Given task: Word for word, restate every line of the material.
* Begin Extracted data *
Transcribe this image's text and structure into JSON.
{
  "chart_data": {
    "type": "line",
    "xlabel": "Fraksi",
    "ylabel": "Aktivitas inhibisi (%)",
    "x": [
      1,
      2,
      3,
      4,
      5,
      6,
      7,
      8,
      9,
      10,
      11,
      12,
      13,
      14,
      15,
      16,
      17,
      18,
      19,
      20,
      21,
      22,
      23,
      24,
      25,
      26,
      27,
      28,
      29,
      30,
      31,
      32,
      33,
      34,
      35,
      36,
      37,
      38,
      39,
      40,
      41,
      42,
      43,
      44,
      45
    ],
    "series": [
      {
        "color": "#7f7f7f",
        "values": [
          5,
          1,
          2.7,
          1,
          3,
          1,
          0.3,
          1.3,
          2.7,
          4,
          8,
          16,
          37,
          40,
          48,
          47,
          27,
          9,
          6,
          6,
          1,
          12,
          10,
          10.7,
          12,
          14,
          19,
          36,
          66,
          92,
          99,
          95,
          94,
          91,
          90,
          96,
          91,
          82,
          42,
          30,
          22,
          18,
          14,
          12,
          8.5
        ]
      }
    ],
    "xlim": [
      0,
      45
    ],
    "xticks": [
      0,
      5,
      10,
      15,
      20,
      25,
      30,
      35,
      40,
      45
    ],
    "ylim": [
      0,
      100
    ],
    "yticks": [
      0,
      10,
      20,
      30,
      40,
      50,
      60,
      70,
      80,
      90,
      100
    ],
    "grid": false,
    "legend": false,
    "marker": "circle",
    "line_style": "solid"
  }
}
* End Extracted data *
Written solution:
Transcribe this image's text and structure into JSON.
{
  "chart_data": {
    "type": "line",
    "xlabel": "Fraksi",
    "ylabel": "Aktivitas inhibisi (%)",
    "x": [
      1,
      2,
      3,
      4,
      5,
      6,
      7,
      8,
      9,
      10,
      11,
      12,
      13,
      14,
      15,
      16,
      17,
      18,
      19,
      20,
      21,
      22,
      23,
      24,
      25,
      26,
      27,
      28,
      29,
      30,
      31,
      32,
      33,
      34,
      35,
      36,
      37,
      38,
      39,
      40,
      41,
      42,
      43,
      44,
      45
    ],
    "series": [
      {
        "color": "#7f7f7f",
        "values": [
          5,
          1,
          2.7,
          1,
          3,
          1,
          0.3,
          1.3,
          2.7,
          4,
          8,
          16,
          37,
          40,
          48,
          47,
          27,
          9,
          6,
          6,
          1,
          12,
          10,
          10.7,
          12,
          14,
          19,
          36,
          66,
          92,
          99,
          95,
          94,
          91,
          90,
          96,
          91,
          82,
          42,
          30,
          22,
          18,
          14,
          12,
          8.5
        ]
      }
    ],
    "xlim": [
      0,
      45
    ],
    "xticks": [
      0,
      5,
      10,
      15,
      20,
      25,
      30,
      35,
      40,
      45
    ],
    "ylim": [
      0,
      100
    ],
    "yticks": [
      0,
      10,
      20,
      30,
      40,
      50,
      60,
      70,
      80,
      90,
      100
    ],
    "grid": false,
    "legend": false,
    "marker": "circle",
    "line_style": "solid"
  }
}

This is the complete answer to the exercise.